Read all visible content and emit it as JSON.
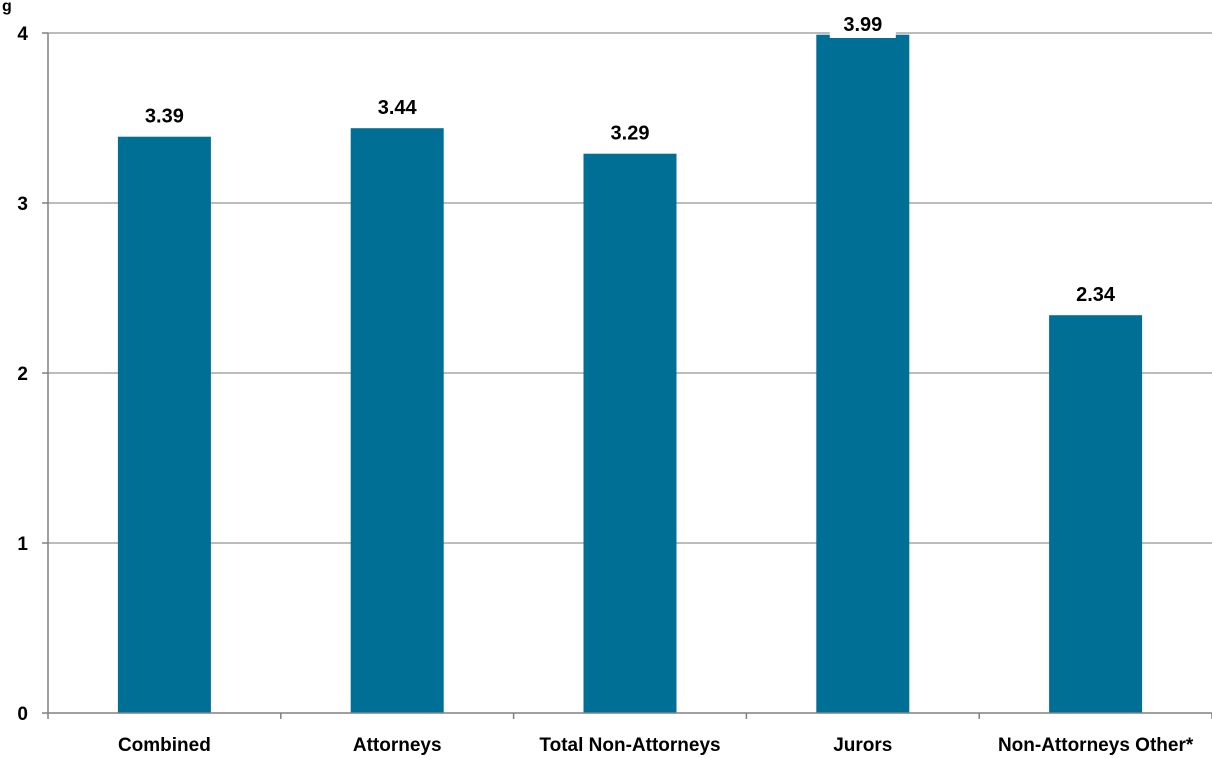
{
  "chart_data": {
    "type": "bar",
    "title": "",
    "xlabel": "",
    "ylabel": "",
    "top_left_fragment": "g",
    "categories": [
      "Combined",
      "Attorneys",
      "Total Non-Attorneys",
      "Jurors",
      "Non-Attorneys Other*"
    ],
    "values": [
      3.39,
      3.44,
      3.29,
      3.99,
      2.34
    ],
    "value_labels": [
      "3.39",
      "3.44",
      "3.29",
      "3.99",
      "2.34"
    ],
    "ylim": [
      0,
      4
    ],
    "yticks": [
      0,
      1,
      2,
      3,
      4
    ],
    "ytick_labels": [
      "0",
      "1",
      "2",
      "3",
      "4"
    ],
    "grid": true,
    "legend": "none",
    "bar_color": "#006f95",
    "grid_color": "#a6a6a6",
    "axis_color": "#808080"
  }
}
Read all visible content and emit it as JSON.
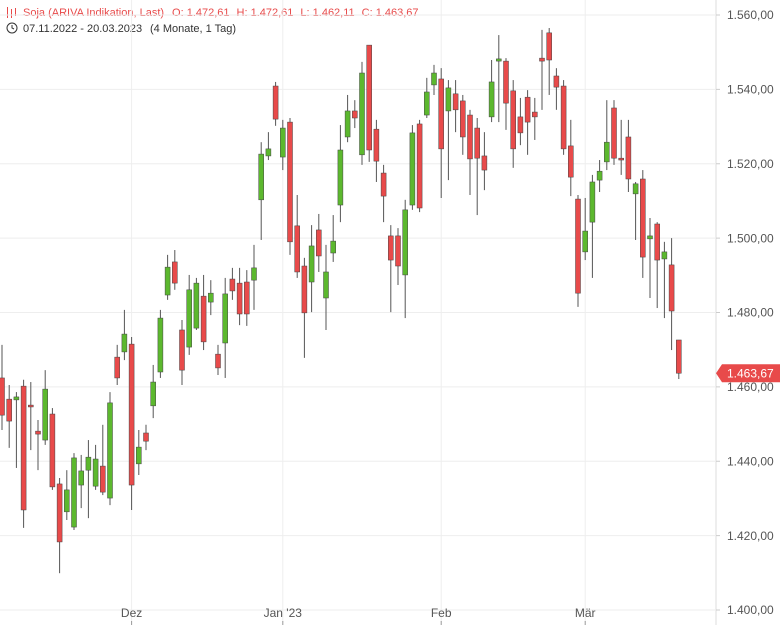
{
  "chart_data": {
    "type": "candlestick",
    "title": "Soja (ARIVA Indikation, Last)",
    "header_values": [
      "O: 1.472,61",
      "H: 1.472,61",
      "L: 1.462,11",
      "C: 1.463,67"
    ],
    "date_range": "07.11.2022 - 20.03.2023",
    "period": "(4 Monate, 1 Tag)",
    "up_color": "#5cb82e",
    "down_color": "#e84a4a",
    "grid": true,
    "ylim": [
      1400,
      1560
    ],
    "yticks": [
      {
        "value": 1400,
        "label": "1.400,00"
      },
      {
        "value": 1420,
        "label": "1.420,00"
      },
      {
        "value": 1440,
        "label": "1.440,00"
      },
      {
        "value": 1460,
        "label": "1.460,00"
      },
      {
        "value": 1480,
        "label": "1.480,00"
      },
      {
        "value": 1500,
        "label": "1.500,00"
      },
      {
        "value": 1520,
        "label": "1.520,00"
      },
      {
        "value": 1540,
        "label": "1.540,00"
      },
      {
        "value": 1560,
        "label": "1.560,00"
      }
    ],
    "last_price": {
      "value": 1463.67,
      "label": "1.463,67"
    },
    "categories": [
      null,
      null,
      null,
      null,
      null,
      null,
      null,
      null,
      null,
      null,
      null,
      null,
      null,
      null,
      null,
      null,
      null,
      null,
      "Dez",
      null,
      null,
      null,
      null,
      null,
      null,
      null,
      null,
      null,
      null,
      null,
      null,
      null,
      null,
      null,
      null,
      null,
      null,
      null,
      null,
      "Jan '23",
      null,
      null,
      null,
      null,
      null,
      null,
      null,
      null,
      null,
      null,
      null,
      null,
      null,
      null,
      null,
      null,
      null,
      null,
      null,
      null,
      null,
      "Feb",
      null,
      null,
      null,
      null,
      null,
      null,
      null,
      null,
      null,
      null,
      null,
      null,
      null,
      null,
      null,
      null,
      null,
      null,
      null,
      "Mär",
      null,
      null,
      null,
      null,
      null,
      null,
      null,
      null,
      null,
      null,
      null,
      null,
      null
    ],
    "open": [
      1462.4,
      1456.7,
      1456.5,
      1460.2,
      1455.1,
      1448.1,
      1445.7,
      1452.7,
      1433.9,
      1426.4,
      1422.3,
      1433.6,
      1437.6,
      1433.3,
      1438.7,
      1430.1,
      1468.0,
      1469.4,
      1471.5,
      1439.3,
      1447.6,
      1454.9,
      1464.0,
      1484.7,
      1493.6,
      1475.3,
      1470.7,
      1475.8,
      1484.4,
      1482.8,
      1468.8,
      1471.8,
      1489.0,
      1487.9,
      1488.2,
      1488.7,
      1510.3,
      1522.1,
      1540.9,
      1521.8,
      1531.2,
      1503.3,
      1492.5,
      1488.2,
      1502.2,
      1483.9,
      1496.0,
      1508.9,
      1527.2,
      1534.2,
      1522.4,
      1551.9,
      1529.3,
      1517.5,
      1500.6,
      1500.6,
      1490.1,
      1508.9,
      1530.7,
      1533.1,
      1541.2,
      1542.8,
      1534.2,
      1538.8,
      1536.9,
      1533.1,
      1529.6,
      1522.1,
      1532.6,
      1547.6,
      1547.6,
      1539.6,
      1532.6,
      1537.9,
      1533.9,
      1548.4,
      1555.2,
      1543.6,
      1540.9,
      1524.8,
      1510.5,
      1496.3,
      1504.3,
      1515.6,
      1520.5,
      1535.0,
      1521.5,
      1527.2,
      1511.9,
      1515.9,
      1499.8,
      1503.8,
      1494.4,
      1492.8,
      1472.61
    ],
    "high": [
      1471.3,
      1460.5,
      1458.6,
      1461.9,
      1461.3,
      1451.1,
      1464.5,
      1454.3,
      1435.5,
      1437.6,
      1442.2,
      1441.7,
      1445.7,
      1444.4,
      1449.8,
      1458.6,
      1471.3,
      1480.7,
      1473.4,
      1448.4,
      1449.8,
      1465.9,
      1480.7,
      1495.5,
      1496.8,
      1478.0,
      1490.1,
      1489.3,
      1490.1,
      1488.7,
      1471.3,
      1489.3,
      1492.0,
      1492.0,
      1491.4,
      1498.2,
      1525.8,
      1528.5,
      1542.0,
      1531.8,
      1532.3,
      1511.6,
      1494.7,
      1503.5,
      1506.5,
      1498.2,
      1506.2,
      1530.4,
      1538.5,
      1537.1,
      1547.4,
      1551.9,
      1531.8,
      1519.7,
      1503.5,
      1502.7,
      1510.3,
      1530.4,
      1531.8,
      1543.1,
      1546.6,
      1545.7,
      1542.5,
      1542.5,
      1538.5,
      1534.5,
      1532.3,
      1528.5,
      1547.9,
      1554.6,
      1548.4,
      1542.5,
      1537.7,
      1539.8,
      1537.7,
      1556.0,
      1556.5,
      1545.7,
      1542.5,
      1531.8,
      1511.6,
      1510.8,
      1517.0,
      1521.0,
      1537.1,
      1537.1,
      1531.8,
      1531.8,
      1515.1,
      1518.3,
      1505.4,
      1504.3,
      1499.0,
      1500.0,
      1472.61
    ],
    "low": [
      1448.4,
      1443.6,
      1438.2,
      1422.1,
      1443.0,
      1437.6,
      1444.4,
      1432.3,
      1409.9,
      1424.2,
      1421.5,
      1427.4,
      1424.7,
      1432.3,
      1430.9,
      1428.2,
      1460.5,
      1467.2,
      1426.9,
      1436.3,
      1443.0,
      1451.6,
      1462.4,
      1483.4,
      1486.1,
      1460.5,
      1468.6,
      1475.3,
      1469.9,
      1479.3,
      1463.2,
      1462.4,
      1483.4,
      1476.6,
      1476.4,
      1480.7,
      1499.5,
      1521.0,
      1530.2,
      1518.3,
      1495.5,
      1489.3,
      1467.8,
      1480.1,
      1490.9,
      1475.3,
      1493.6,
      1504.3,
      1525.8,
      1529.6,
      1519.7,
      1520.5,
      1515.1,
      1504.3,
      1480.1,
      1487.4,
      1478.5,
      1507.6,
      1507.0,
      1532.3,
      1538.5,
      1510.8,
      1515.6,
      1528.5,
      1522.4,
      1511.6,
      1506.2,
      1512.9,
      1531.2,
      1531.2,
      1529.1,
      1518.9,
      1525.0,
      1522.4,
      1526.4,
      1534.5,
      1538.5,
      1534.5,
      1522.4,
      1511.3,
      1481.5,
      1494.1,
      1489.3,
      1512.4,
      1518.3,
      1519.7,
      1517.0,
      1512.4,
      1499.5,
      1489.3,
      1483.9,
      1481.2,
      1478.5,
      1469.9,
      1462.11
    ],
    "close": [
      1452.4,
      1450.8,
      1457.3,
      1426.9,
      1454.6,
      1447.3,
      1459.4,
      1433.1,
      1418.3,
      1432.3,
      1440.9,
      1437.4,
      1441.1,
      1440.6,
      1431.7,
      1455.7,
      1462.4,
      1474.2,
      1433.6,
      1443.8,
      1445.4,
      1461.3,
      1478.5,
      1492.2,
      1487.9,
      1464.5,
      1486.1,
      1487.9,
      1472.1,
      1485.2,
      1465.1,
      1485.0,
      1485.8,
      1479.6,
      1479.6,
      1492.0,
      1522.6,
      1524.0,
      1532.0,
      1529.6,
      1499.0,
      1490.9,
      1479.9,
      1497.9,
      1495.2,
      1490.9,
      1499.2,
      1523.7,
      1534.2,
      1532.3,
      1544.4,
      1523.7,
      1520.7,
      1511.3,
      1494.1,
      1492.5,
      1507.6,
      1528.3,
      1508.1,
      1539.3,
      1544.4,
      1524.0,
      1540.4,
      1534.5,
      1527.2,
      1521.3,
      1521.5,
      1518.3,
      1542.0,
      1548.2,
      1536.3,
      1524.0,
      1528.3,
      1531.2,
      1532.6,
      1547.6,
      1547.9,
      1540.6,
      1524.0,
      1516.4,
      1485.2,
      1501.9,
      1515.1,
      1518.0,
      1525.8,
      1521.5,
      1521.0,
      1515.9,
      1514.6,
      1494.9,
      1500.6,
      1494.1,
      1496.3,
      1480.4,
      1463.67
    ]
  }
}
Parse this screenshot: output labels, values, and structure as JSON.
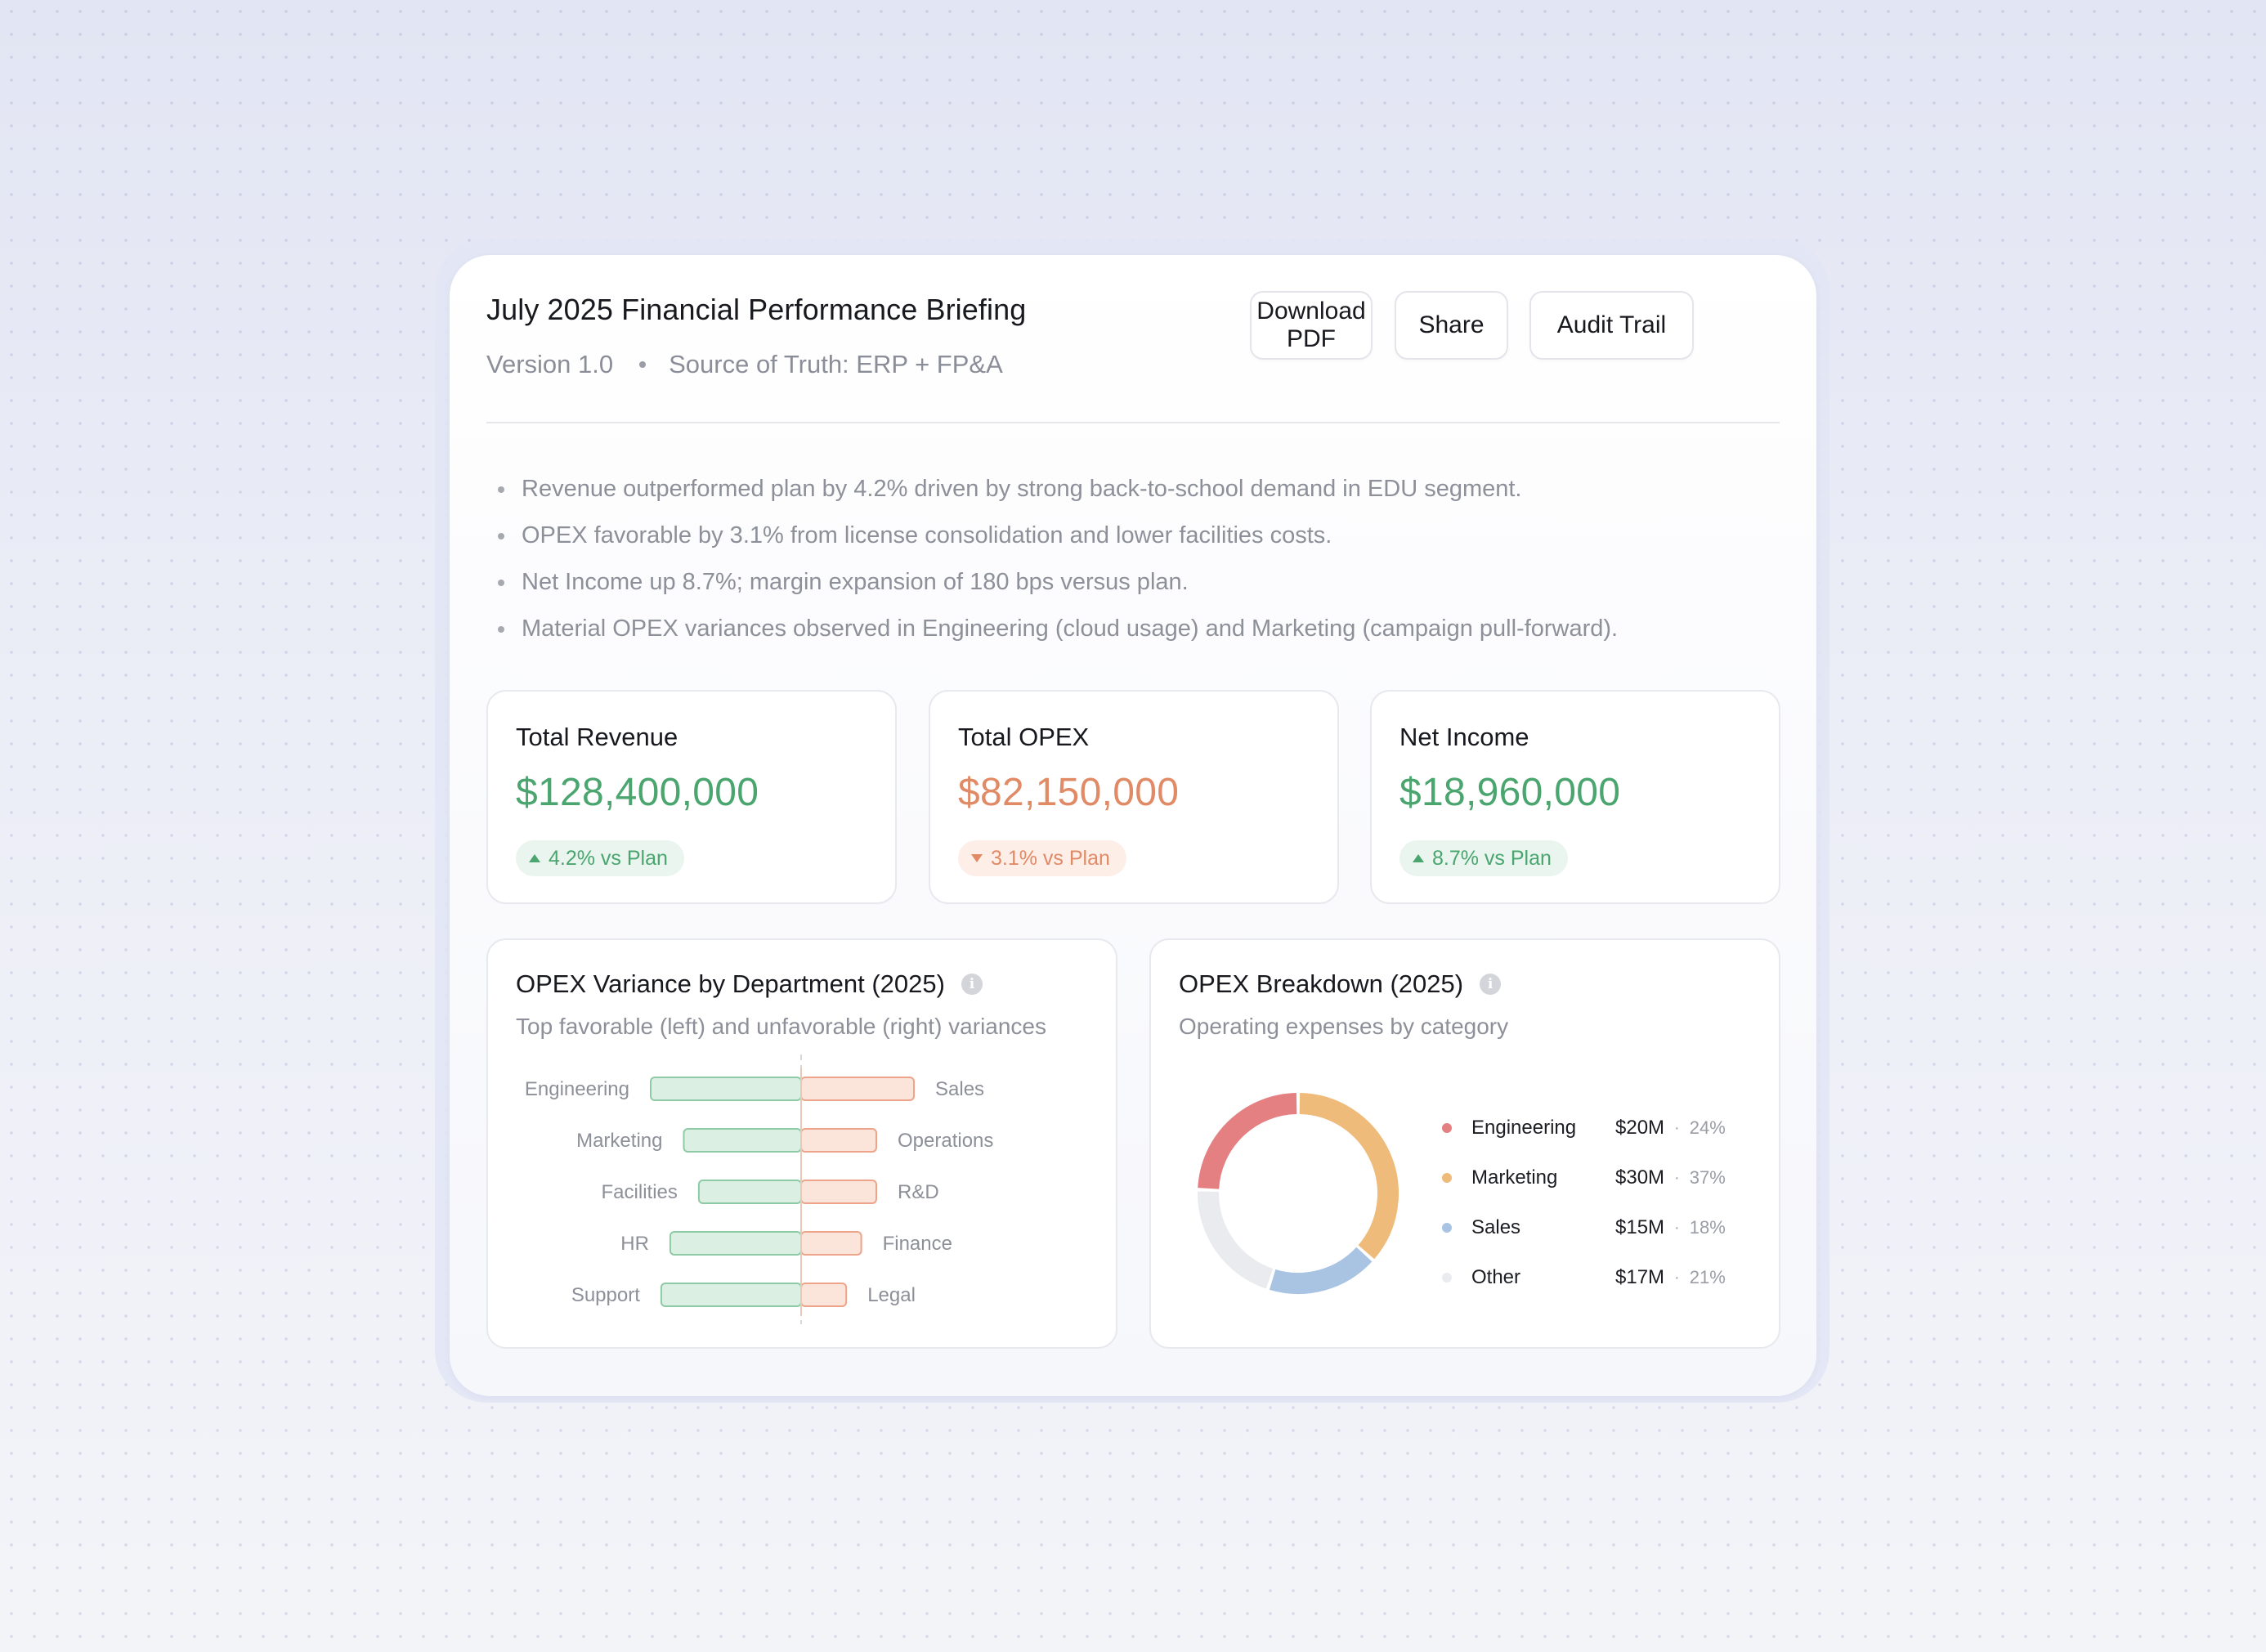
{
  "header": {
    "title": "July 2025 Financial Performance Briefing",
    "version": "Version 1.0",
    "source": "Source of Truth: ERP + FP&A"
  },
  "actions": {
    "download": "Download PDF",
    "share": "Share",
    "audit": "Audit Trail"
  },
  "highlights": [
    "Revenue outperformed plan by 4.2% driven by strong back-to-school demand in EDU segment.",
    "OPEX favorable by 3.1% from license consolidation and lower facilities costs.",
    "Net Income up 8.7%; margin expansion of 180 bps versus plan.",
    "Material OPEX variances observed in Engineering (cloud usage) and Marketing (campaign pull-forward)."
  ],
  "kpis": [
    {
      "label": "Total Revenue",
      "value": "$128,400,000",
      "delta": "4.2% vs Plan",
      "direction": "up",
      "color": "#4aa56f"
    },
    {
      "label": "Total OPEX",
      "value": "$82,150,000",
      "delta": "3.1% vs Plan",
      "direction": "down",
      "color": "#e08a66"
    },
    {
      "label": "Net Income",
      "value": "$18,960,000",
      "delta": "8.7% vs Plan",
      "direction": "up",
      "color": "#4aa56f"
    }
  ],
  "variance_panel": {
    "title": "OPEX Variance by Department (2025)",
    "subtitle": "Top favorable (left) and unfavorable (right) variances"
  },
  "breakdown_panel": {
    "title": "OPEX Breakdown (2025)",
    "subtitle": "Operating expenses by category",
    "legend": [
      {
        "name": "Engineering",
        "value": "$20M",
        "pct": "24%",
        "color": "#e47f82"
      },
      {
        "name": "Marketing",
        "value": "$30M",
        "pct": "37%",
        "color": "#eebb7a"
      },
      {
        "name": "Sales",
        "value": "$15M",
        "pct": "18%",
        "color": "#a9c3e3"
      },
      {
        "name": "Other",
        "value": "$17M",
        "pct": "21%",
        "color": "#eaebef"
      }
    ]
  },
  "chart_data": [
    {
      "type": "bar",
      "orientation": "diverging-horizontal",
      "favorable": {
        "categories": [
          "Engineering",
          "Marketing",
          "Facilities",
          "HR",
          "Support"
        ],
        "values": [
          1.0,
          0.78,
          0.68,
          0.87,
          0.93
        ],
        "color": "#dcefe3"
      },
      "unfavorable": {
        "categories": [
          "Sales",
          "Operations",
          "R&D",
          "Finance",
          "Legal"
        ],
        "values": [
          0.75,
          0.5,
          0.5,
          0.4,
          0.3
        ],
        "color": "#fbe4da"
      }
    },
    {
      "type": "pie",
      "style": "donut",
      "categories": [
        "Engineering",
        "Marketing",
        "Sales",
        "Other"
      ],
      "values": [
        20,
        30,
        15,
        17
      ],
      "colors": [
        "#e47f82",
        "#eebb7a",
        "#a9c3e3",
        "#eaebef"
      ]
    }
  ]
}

- [Task requirements] Scan the lines above for "Total", then copy every one that has it.

- [Answer below]
      "Total Non-Attorneys",
      "label": "Total Revenue",
      "label": "Total OPEX",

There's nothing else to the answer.